*** Opening Given text ***
## Bug #2416

### Polarization: Fix treatment of imperfect analyzers

Status: | Backlog | Start date: | 20 Nov 2019 | |
---|---|---|---|---|

Priority: | Normal | Due date: | ||

Assignee: | - | % Done: | 0% | |

Category: | - | |||

Target version: | - |

**Description**

Currently the analyzer operator used in BornAgain is written (in latex notation) as

a = t (1 + \xi \sigma p).

Here t is the transmission, \xi - efficiency, p - vector of analyzer direction, \sigma - vector of Pauli matrices.

However, only the combination of t = 1/2, \xi = 1 and |p| = 1 is meaningful and corresponds

to a perfect analyzer (i.e. the one always selecting a particular polarization state).

According to the section 4 of this internal report

(note that login to jugit is required to access the document), the analyzer operator should look like

a = \frac{t}{2} (2 - |p| + \sigma p).
*** Closing Given text ***
[What this exercise asks]
A - Answer these questions about the polarization bug report:
(i) What start date is listed for the bug?
(ii) What does \xi stand for in the current analyzer operator?
(iii) Which section of the internal report gives the corrected analyzer operator?
B - Continue the polarization bug report from its last line.
*** Opening Extracted data ***
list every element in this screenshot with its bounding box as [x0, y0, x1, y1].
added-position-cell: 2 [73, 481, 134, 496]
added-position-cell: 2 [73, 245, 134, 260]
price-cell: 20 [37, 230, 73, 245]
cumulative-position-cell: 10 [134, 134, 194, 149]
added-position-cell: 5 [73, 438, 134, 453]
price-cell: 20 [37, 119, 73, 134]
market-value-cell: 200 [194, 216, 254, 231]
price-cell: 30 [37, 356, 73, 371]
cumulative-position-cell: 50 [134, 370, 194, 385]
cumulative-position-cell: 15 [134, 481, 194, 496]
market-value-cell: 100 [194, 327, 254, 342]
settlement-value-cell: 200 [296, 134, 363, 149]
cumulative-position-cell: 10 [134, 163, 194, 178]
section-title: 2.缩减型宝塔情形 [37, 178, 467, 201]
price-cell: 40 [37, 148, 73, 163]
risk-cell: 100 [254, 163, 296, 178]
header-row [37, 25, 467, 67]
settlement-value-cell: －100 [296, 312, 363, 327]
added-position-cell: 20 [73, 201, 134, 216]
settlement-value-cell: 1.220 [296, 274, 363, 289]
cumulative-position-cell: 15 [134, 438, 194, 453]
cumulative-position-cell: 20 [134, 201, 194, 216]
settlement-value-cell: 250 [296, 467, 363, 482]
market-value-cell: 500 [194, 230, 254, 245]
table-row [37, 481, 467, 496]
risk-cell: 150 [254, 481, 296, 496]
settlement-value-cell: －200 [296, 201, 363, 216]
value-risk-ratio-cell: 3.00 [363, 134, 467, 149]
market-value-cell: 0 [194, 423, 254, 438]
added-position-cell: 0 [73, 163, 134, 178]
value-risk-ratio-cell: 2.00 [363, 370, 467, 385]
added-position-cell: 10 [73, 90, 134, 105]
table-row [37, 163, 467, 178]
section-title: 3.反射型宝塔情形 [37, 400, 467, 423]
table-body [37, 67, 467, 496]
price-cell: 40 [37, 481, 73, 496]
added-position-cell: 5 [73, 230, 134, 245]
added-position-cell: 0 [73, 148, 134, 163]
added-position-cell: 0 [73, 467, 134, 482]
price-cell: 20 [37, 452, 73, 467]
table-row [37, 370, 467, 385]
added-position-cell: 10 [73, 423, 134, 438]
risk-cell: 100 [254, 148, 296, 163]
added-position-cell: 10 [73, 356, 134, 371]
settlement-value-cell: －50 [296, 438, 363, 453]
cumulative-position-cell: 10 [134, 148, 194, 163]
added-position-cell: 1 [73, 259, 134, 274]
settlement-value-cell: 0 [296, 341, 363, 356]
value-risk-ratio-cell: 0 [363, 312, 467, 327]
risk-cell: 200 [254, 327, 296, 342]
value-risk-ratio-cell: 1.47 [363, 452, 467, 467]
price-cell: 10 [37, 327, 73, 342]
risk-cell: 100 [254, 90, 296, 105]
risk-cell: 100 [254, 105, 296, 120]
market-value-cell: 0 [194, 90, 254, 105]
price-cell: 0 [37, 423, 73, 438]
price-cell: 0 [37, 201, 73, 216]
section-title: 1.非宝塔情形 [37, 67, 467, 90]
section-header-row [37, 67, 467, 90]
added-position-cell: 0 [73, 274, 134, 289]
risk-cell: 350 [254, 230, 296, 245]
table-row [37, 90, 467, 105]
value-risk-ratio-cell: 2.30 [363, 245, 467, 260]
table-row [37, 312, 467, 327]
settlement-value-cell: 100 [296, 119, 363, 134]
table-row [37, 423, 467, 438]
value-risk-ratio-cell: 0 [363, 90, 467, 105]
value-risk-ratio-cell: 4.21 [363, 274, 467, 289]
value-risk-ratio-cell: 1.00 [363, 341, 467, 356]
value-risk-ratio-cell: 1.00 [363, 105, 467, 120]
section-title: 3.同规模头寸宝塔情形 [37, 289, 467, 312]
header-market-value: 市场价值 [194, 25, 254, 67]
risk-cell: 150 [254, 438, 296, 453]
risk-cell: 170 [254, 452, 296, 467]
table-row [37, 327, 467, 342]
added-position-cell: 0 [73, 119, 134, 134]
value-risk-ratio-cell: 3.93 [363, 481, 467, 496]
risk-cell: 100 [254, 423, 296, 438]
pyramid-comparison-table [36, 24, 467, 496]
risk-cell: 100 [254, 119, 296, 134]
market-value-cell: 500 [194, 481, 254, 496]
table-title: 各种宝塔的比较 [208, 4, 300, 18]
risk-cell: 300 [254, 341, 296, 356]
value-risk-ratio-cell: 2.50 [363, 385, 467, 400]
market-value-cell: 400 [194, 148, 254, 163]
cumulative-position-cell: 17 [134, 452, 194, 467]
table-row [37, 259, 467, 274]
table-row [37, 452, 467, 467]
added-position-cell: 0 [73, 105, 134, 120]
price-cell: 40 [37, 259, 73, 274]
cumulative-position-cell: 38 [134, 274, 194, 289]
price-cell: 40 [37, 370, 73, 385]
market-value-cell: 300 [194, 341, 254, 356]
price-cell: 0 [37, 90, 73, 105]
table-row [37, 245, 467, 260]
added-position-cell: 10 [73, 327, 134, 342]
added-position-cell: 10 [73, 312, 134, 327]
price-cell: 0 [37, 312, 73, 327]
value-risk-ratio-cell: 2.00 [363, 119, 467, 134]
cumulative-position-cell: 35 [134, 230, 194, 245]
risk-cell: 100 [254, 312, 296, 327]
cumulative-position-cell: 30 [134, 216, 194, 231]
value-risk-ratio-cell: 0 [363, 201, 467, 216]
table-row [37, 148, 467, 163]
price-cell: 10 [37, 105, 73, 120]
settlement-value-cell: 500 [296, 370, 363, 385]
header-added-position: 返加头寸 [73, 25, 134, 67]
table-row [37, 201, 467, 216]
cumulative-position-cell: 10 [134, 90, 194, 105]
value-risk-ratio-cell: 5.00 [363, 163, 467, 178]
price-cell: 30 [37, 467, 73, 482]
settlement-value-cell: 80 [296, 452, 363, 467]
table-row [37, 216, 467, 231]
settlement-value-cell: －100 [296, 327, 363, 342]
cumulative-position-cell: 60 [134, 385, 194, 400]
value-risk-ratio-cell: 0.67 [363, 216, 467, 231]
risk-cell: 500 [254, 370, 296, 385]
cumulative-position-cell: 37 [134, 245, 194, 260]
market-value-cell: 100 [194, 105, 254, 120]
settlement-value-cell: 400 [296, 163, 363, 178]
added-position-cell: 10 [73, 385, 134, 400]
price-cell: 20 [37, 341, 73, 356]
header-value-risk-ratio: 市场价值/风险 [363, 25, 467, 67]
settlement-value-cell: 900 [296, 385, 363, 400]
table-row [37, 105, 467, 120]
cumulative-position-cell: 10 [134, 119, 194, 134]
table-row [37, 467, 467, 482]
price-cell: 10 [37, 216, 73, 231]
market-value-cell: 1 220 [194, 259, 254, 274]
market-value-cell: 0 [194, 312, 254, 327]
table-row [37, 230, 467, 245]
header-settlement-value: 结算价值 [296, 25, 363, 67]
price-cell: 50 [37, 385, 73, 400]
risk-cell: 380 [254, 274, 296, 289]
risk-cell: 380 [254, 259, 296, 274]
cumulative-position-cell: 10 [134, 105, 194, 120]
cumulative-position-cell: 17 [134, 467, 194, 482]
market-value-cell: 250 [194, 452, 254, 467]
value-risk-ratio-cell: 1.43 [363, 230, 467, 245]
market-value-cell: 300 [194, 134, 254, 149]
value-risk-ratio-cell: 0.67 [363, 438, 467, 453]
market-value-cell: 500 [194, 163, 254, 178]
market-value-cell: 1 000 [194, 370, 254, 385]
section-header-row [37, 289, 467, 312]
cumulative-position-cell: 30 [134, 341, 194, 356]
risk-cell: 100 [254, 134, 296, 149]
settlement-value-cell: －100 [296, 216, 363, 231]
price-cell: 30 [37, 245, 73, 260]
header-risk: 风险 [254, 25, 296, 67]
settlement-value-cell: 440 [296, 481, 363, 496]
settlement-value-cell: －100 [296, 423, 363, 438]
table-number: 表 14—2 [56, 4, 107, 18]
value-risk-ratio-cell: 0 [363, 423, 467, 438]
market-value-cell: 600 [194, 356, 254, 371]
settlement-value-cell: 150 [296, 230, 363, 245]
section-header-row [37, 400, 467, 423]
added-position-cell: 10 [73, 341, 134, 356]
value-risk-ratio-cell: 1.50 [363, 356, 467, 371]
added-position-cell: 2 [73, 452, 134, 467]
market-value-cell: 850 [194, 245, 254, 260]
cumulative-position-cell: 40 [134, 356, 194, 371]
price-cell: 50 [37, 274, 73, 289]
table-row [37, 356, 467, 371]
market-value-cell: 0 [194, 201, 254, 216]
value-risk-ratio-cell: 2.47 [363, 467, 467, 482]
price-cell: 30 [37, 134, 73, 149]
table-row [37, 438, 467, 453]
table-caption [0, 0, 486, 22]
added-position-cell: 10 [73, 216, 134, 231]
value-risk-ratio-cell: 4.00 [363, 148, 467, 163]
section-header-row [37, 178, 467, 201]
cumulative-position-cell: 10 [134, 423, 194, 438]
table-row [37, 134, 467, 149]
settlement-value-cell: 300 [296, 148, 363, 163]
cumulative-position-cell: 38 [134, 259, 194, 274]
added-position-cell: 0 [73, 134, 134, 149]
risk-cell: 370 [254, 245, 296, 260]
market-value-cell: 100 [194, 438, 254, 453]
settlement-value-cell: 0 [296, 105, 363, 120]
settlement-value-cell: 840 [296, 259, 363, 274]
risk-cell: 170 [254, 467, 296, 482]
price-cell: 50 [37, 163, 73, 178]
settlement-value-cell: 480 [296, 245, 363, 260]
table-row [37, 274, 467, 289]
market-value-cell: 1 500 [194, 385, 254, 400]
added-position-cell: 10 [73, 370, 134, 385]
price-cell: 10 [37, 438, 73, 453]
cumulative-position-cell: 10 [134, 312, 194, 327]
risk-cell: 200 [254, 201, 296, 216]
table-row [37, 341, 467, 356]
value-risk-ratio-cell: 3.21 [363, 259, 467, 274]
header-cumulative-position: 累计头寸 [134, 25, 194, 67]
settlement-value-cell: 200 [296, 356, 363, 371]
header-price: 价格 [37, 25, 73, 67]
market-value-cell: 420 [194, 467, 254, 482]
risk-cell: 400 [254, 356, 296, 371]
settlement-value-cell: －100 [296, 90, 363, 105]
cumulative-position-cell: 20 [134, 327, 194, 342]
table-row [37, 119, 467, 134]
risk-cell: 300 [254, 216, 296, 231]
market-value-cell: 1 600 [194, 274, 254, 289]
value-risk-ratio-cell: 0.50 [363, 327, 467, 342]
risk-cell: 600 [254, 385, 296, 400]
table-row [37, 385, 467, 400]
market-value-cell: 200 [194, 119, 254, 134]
*** Closing Extracted data ***
[Answers given]
A -
(i) 20 Nov 2019
(ii) Efficiency
(iii) Section 4

B -
Then |p| <= 1 corresponds to the efficiency of the analyzer and 0 <= t <= 1 - to the transmission.

The formula above for sure works for specular reflectivity, but before modifying the code it is necessary

to check that it holds true in the case of GISAS. The description of polarized DWBA by Walter Van Herck can provide some insight in how DWBA is applied in BornAgain.

The analyzer operator is computed in **DetectionProperties::analyzerOperator**.

One will also need to change the signature of the method **setAnalyzerProperties** in **Simulation** class, and correspondingly amend polarization-related classes in the GUI.

**Related issues**

### History

#### #2 Updated by dmitry 8 months ago

**Related to***Envelope task #2419: Polarized reflectivity*added

#### #5 Updated by rbeerwerth 9 days ago

After a first discussion with Artur, he wasn't happy with this operator at all.

He also pointed me to https://doi.org/10.1063/1.1150060, this is the standard paper for treating imperfect instruments.

I will study that and the rethink this problem. For the moment I leave the implemented operator in BornAgain untouched (NOT the one described in the documents).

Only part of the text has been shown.